Entries from a dataset:
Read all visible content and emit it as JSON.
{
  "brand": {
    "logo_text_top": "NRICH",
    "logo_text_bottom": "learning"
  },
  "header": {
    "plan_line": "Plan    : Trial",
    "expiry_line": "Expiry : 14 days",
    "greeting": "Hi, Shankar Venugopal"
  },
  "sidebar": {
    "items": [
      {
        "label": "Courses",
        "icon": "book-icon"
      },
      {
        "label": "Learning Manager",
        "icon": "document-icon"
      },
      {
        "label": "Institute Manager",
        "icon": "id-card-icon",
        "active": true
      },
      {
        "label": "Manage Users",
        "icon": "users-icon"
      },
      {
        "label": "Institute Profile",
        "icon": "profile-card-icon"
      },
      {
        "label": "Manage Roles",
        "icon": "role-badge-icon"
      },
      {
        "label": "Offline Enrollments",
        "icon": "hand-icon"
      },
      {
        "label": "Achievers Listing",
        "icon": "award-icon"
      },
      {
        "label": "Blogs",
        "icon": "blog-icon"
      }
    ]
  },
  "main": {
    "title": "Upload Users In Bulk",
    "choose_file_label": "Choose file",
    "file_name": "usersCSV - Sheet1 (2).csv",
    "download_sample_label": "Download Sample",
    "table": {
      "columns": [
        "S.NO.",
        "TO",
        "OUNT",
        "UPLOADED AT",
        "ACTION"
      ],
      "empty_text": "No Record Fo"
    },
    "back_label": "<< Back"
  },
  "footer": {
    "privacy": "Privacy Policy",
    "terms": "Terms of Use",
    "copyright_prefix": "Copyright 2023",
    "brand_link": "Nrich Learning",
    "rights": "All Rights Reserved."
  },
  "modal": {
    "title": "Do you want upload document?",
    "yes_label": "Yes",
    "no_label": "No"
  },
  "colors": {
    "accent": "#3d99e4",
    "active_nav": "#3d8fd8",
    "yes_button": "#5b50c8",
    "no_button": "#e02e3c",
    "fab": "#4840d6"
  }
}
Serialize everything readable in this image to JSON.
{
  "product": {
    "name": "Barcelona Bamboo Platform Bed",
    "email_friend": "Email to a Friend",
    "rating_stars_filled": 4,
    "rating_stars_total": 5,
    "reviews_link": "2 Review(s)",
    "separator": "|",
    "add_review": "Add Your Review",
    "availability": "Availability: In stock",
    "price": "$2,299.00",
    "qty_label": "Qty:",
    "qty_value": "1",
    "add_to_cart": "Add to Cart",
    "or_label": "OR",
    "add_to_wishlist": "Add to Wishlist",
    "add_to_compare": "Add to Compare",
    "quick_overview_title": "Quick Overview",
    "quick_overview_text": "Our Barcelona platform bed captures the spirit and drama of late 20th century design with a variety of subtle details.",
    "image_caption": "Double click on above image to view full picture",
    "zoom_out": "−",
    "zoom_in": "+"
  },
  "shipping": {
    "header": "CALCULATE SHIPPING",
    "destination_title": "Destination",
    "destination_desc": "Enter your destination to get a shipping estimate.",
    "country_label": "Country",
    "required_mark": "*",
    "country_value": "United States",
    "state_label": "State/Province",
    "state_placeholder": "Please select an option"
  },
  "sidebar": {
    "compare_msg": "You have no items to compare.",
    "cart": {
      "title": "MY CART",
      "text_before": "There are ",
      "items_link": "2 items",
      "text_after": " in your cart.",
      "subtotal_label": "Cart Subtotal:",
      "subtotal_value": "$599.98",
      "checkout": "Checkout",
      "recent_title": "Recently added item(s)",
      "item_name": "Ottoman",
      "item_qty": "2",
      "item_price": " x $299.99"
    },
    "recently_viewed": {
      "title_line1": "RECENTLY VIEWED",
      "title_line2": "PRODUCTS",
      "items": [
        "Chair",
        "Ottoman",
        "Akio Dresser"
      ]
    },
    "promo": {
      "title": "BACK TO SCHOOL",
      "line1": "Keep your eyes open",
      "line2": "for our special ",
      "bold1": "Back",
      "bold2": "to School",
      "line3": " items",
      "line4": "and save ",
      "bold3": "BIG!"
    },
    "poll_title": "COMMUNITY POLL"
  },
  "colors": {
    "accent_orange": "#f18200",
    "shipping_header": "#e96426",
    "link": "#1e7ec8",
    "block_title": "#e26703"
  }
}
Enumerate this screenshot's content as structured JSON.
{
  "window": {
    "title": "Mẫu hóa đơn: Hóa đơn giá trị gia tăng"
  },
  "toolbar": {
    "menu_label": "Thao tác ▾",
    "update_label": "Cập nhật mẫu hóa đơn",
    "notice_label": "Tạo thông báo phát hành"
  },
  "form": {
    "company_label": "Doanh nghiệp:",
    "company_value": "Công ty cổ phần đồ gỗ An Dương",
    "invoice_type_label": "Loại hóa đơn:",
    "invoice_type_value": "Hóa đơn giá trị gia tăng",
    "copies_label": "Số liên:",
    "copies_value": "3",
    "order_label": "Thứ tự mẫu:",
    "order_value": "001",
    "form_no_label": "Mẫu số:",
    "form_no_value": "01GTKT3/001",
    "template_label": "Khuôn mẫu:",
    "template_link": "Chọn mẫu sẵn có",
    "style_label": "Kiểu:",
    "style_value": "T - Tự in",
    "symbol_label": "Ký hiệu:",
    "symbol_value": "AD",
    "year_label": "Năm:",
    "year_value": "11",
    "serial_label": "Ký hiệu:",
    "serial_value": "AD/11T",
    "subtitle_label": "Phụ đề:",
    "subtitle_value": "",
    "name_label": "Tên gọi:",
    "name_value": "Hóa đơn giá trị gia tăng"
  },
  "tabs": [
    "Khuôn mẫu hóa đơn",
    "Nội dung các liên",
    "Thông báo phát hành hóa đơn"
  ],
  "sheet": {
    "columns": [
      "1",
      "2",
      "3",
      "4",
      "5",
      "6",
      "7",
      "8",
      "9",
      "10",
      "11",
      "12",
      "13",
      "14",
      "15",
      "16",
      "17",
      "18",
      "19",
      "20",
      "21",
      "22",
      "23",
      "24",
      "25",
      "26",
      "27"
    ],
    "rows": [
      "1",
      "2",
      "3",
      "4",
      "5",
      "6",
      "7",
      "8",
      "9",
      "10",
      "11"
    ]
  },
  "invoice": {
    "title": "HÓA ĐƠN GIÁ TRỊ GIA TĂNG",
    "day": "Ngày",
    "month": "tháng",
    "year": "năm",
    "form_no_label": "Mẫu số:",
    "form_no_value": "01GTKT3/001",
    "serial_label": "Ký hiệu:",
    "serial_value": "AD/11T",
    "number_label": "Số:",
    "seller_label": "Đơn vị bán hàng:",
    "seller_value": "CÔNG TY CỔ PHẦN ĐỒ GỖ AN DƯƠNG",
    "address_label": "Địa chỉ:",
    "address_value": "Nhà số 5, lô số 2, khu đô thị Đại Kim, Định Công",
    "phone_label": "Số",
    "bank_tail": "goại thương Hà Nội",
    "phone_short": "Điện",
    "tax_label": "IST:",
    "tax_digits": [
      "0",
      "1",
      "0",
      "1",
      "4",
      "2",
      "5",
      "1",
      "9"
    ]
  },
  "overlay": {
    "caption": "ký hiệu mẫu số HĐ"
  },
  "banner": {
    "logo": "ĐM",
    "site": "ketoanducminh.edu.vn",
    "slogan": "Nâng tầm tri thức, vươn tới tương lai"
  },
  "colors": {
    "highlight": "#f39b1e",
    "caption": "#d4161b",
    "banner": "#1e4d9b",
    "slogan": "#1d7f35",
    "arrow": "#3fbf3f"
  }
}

**EXERCISE INSTRUCTIONS:** Copy the records above exactly.

**EXERCISE RESULT:**
Read all visible content and emit it as JSON.
{
  "brand": {
    "logo_text_top": "NRICH",
    "logo_text_bottom": "learning"
  },
  "header": {
    "plan_line": "Plan    : Trial",
    "expiry_line": "Expiry : 14 days",
    "greeting": "Hi, Shankar Venugopal"
  },
  "sidebar": {
    "items": [
      {
        "label": "Courses",
        "icon": "book-icon"
      },
      {
        "label": "Learning Manager",
        "icon": "document-icon"
      },
      {
        "label": "Institute Manager",
        "icon": "id-card-icon",
        "active": true
      },
      {
        "label": "Manage Users",
        "icon": "users-icon"
      },
      {
        "label": "Institute Profile",
        "icon": "profile-card-icon"
      },
      {
        "label": "Manage Roles",
        "icon": "role-badge-icon"
      },
      {
        "label": "Offline Enrollments",
        "icon": "hand-icon"
      },
      {
        "label": "Achievers Listing",
        "icon": "award-icon"
      },
      {
        "label": "Blogs",
        "icon": "blog-icon"
      }
    ]
  },
  "main": {
    "title": "Upload Users In Bulk",
    "choose_file_label": "Choose file",
    "file_name": "usersCSV - Sheet1 (2).csv",
    "download_sample_label": "Download Sample",
    "table": {
      "columns": [
        "S.NO.",
        "TO",
        "OUNT",
        "UPLOADED AT",
        "ACTION"
      ],
      "empty_text": "No Record Fo"
    },
    "back_label": "<< Back"
  },
  "footer": {
    "privacy": "Privacy Policy",
    "terms": "Terms of Use",
    "copyright_prefix": "Copyright 2023",
    "brand_link": "Nrich Learning",
    "rights": "All Rights Reserved."
  },
  "modal": {
    "title": "Do you want upload document?",
    "yes_label": "Yes",
    "no_label": "No"
  },
  "colors": {
    "accent": "#3d99e4",
    "active_nav": "#3d8fd8",
    "yes_button": "#5b50c8",
    "no_button": "#e02e3c",
    "fab": "#4840d6"
  }
}
Serialize everything readable in this image to JSON.
{
  "product": {
    "name": "Barcelona Bamboo Platform Bed",
    "email_friend": "Email to a Friend",
    "rating_stars_filled": 4,
    "rating_stars_total": 5,
    "reviews_link": "2 Review(s)",
    "separator": "|",
    "add_review": "Add Your Review",
    "availability": "Availability: In stock",
    "price": "$2,299.00",
    "qty_label": "Qty:",
    "qty_value": "1",
    "add_to_cart": "Add to Cart",
    "or_label": "OR",
    "add_to_wishlist": "Add to Wishlist",
    "add_to_compare": "Add to Compare",
    "quick_overview_title": "Quick Overview",
    "quick_overview_text": "Our Barcelona platform bed captures the spirit and drama of late 20th century design with a variety of subtle details.",
    "image_caption": "Double click on above image to view full picture",
    "zoom_out": "−",
    "zoom_in": "+"
  },
  "shipping": {
    "header": "CALCULATE SHIPPING",
    "destination_title": "Destination",
    "destination_desc": "Enter your destination to get a shipping estimate.",
    "country_label": "Country",
    "required_mark": "*",
    "country_value": "United States",
    "state_label": "State/Province",
    "state_placeholder": "Please select an option"
  },
  "sidebar": {
    "compare_msg": "You have no items to compare.",
    "cart": {
      "title": "MY CART",
      "text_before": "There are ",
      "items_link": "2 items",
      "text_after": " in your cart.",
      "subtotal_label": "Cart Subtotal:",
      "subtotal_value": "$599.98",
      "checkout": "Checkout",
      "recent_title": "Recently added item(s)",
      "item_name": "Ottoman",
      "item_qty": "2",
      "item_price": " x $299.99"
    },
    "recently_viewed": {
      "title_line1": "RECENTLY VIEWED",
      "title_line2": "PRODUCTS",
      "items": [
        "Chair",
        "Ottoman",
        "Akio Dresser"
      ]
    },
    "promo": {
      "title": "BACK TO SCHOOL",
      "line1": "Keep your eyes open",
      "line2": "for our special ",
      "bold1": "Back",
      "bold2": "to School",
      "line3": " items",
      "line4": "and save ",
      "bold3": "BIG!"
    },
    "poll_title": "COMMUNITY POLL"
  },
  "colors": {
    "accent_orange": "#f18200",
    "shipping_header": "#e96426",
    "link": "#1e7ec8",
    "block_title": "#e26703"
  }
}
Enumerate this screenshot's content as structured JSON.
{
  "window": {
    "title": "Mẫu hóa đơn: Hóa đơn giá trị gia tăng"
  },
  "toolbar": {
    "menu_label": "Thao tác ▾",
    "update_label": "Cập nhật mẫu hóa đơn",
    "notice_label": "Tạo thông báo phát hành"
  },
  "form": {
    "company_label": "Doanh nghiệp:",
    "company_value": "Công ty cổ phần đồ gỗ An Dương",
    "invoice_type_label": "Loại hóa đơn:",
    "invoice_type_value": "Hóa đơn giá trị gia tăng",
    "copies_label": "Số liên:",
    "copies_value": "3",
    "order_label": "Thứ tự mẫu:",
    "order_value": "001",
    "form_no_label": "Mẫu số:",
    "form_no_value": "01GTKT3/001",
    "template_label": "Khuôn mẫu:",
    "template_link": "Chọn mẫu sẵn có",
    "style_label": "Kiểu:",
    "style_value": "T - Tự in",
    "symbol_label": "Ký hiệu:",
    "symbol_value": "AD",
    "year_label": "Năm:",
    "year_value": "11",
    "serial_label": "Ký hiệu:",
    "serial_value": "AD/11T",
    "subtitle_label": "Phụ đề:",
    "subtitle_value": "",
    "name_label": "Tên gọi:",
    "name_value": "Hóa đơn giá trị gia tăng"
  },
  "tabs": [
    "Khuôn mẫu hóa đơn",
    "Nội dung các liên",
    "Thông báo phát hành hóa đơn"
  ],
  "sheet": {
    "columns": [
      "1",
      "2",
      "3",
      "4",
      "5",
      "6",
      "7",
      "8",
      "9",
      "10",
      "11",
      "12",
      "13",
      "14",
      "15",
      "16",
      "17",
      "18",
      "19",
      "20",
      "21",
      "22",
      "23",
      "24",
      "25",
      "26",
      "27"
    ],
    "rows": [
      "1",
      "2",
      "3",
      "4",
      "5",
      "6",
      "7",
      "8",
      "9",
      "10",
      "11"
    ]
  },
  "invoice": {
    "title": "HÓA ĐƠN GIÁ TRỊ GIA TĂNG",
    "day": "Ngày",
    "month": "tháng",
    "year": "năm",
    "form_no_label": "Mẫu số:",
    "form_no_value": "01GTKT3/001",
    "serial_label": "Ký hiệu:",
    "serial_value": "AD/11T",
    "number_label": "Số:",
    "seller_label": "Đơn vị bán hàng:",
    "seller_value": "CÔNG TY CỔ PHẦN ĐỒ GỖ AN DƯƠNG",
    "address_label": "Địa chỉ:",
    "address_value": "Nhà số 5, lô số 2, khu đô thị Đại Kim, Định Công",
    "phone_label": "Số",
    "bank_tail": "goại thương Hà Nội",
    "phone_short": "Điện",
    "tax_label": "IST:",
    "tax_digits": [
      "0",
      "1",
      "0",
      "1",
      "4",
      "2",
      "5",
      "1",
      "9"
    ]
  },
  "overlay": {
    "caption": "ký hiệu mẫu số HĐ"
  },
  "banner": {
    "logo": "ĐM",
    "site": "ketoanducminh.edu.vn",
    "slogan": "Nâng tầm tri thức, vươn tới tương lai"
  },
  "colors": {
    "highlight": "#f39b1e",
    "caption": "#d4161b",
    "banner": "#1e4d9b",
    "slogan": "#1d7f35",
    "arrow": "#3fbf3f"
  }
}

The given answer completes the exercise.